### ВЫБРАННЫЙ ТЕКСТ
=-=-=-=-=
Эйнштейн родился в Германии, в городе Ульме, затем стал швейцарцем, а после – американцем. Его теория относительности явилась обобщением гораздо более раннего “принципа относительности”, сформулированного Галилео Галилеем (1564–1642). Согласно принципу относительности Галилея, в физике все системы отсчета равноправны (во всех выполняются одни и те же законы). На самом деле, принцип Галилея относится лишь к так называемым инерциальным системам отсчета, которые движутся с постоянной скоростью по отношению друг к другу, и к экспериментам, связанным с механикой (во времена Галилея только механика и составляла физику). Однако Эйнштейн предположил, что принцип Галилея распространяется как на механические, так и на электромагнитные явления (имея в виду, в частности, свет). Это кажущееся не слишком существенным предположение привело к великой революции в физике в XX столетии.

А через несколько лет Эйнштейн пошел еще дальше и обобщил классический принцип Галилея так, что теперь он выполнялся во всех системах отсчета, независимо от того, как они движутся. Вполне понятно, почему эта “сверхобобщенная” теория получила название “общей теории относительности”, а теория, окрещенная ранее “теорией относительности”, была переименована в “специальную теорию относительности”. Говорят, когда Эйнштейн ехал в поезде, он любил пошутить, задавая кондуктору вопрос: “Извините пожалуйста, останавливается ли Чикаго у этого поезда?”


В последние годы в академических кругам одним из наиболее известных философов, отстаивающих релятивизм истины, был американец Ричард Рорти (1931–2007)[33]. Рорти считал, что все представления об истине основываются на наших постулатах относительно реальности и методах, которые мы выбираем, анализируя и изучая мир.
=-=-=-=-=
### ПРЕДОСТАВЛЕННЫЕ ЗАПИСИ

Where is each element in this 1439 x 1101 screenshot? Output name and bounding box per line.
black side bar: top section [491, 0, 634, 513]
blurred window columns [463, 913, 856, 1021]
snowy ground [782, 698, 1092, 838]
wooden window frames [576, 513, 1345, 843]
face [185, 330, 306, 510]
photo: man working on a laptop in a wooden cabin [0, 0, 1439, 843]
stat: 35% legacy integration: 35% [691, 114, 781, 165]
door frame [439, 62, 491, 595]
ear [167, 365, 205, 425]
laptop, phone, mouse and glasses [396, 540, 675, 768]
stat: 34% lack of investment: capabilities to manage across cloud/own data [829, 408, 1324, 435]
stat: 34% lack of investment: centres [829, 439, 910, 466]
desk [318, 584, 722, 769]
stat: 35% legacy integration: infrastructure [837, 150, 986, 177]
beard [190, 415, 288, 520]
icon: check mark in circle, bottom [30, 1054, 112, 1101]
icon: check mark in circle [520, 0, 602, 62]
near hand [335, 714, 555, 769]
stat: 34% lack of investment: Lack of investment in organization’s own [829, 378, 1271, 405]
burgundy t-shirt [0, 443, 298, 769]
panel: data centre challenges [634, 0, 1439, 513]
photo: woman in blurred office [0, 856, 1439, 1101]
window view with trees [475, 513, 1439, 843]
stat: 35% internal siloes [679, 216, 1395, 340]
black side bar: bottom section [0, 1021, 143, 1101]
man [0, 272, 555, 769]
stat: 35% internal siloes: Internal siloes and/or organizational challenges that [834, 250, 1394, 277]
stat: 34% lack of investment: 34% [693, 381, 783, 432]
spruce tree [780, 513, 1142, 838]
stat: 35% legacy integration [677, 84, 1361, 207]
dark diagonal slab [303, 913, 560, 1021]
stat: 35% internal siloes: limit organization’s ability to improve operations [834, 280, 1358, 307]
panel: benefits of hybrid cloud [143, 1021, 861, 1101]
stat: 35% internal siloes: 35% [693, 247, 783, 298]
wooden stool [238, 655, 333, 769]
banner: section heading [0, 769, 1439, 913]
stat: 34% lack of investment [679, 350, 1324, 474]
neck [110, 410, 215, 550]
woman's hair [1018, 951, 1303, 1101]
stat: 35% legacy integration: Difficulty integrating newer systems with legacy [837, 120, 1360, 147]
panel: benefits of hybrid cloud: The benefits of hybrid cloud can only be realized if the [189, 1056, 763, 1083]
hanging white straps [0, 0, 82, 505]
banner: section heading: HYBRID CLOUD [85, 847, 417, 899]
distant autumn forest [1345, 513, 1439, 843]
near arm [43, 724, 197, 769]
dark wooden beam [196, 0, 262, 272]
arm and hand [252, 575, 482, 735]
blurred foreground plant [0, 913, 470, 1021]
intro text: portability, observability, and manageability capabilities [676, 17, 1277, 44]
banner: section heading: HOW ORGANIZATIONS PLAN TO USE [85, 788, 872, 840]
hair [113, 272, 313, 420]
=-=-=-=-=
### ЗАДАНИЕ
Продолжите текст о принципе относительности и релятивизме истины, начиная сразу после его последнего предложения.

### ОТВЕТ НА ЗАДАНИЕ
Классический пример – обвинение в ереси Галилея в 1615 году. Галилей опубликовал результаты астрономических наблюдений, несовместимые с учением католической церкви, согласно которому Солнце вращалось вокруг Земли. Ватикан на суде представлял кардинал Роберт Беллармин. Галилей предложил кардиналу проверить его утверждения, посмотрев на небо в телескоп. Этот телескоп Галилей сделал сам. Однако Беллармин отказался смотреть в зрительную трубу, заявив, что Библия может предоставить ему более весомые аргументы, чем любой научный прибор[34]. Галилей выбрал метод объективных наблюдений, а Беллармин – Священное Писание.

Итак, Земля вращается вокруг Солнца, или Солнце вращается вокруг Земли? Согласно Ричарду Рорти, выступающему за релятивизм истины, все зависит от того, какое отношение к реальности вы выбираете. Он верил, что нет неопровержимых фактов, нет объективного способа выяснить, какое из звездных тел вращается относительно другого.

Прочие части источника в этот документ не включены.